Start Input records

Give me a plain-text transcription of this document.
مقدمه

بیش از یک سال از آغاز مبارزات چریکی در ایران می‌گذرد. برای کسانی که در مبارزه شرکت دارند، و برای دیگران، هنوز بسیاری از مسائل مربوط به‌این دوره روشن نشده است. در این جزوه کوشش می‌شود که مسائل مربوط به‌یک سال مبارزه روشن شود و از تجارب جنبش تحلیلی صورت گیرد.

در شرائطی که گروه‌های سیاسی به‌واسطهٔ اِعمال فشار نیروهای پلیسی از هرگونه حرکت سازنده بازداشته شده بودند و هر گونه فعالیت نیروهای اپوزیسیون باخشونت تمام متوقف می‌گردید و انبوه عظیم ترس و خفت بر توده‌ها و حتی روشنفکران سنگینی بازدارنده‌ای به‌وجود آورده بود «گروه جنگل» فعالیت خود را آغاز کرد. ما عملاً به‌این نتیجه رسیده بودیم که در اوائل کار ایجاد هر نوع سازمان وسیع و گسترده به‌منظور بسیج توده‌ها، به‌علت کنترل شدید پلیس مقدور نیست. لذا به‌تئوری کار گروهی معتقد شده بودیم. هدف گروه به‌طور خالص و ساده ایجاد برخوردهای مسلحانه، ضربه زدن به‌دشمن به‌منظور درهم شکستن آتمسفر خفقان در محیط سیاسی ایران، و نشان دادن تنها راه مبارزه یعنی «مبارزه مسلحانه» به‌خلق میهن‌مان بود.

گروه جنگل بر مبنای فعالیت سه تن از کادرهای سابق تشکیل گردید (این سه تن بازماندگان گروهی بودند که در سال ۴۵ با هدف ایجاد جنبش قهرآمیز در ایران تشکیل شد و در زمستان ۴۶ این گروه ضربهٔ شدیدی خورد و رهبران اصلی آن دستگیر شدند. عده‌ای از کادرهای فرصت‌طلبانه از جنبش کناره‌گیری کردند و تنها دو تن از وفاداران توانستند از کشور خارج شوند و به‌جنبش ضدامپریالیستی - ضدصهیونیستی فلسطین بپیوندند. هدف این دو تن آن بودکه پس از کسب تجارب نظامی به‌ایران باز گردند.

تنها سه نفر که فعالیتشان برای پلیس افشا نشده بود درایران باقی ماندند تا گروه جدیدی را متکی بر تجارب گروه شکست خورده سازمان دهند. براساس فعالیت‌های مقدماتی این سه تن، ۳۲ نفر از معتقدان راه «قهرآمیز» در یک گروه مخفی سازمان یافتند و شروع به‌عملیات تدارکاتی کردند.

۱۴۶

End Input records

- Instructions for the task -
Each record should come back exactly as written.

- Right answer -
Give me a plain-text transcription of this document.
مقدمه

بیش از یک سال از آغاز مبارزات چریکی در ایران می‌گذرد. برای کسانی که در مبارزه شرکت دارند، و برای دیگران، هنوز بسیاری از مسائل مربوط به‌این دوره روشن نشده است. در این جزوه کوشش می‌شود که مسائل مربوط به‌یک سال مبارزه روشن شود و از تجارب جنبش تحلیلی صورت گیرد.

در شرائطی که گروه‌های سیاسی به‌واسطهٔ اِعمال فشار نیروهای پلیسی از هرگونه حرکت سازنده بازداشته شده بودند و هر گونه فعالیت نیروهای اپوزیسیون باخشونت تمام متوقف می‌گردید و انبوه عظیم ترس و خفت بر توده‌ها و حتی روشنفکران سنگینی بازدارنده‌ای به‌وجود آورده بود «گروه جنگل» فعالیت خود را آغاز کرد. ما عملاً به‌این نتیجه رسیده بودیم که در اوائل کار ایجاد هر نوع سازمان وسیع و گسترده به‌منظور بسیج توده‌ها، به‌علت کنترل شدید پلیس مقدور نیست. لذا به‌تئوری کار گروهی معتقد شده بودیم. هدف گروه به‌طور خالص و ساده ایجاد برخوردهای مسلحانه، ضربه زدن به‌دشمن به‌منظور درهم شکستن آتمسفر خفقان در محیط سیاسی ایران، و نشان دادن تنها راه مبارزه یعنی «مبارزه مسلحانه» به‌خلق میهن‌مان بود.

گروه جنگل بر مبنای فعالیت سه تن از کادرهای سابق تشکیل گردید (این سه تن بازماندگان گروهی بودند که در سال ۴۵ با هدف ایجاد جنبش قهرآمیز در ایران تشکیل شد و در زمستان ۴۶ این گروه ضربهٔ شدیدی خورد و رهبران اصلی آن دستگیر شدند. عده‌ای از کادرهای فرصت‌طلبانه از جنبش کناره‌گیری کردند و تنها دو تن از وفاداران توانستند از کشور خارج شوند و به‌جنبش ضدامپریالیستی - ضدصهیونیستی فلسطین بپیوندند. هدف این دو تن آن بودکه پس از کسب تجارب نظامی به‌ایران باز گردند.

تنها سه نفر که فعالیتشان برای پلیس افشا نشده بود درایران باقی ماندند تا گروه جدیدی را متکی بر تجارب گروه شکست خورده سازمان دهند. براساس فعالیت‌های مقدماتی این سه تن، ۳۲ نفر از معتقدان راه «قهرآمیز» در یک گروه مخفی سازمان یافتند و شروع به‌عملیات تدارکاتی کردند.

۱۴۶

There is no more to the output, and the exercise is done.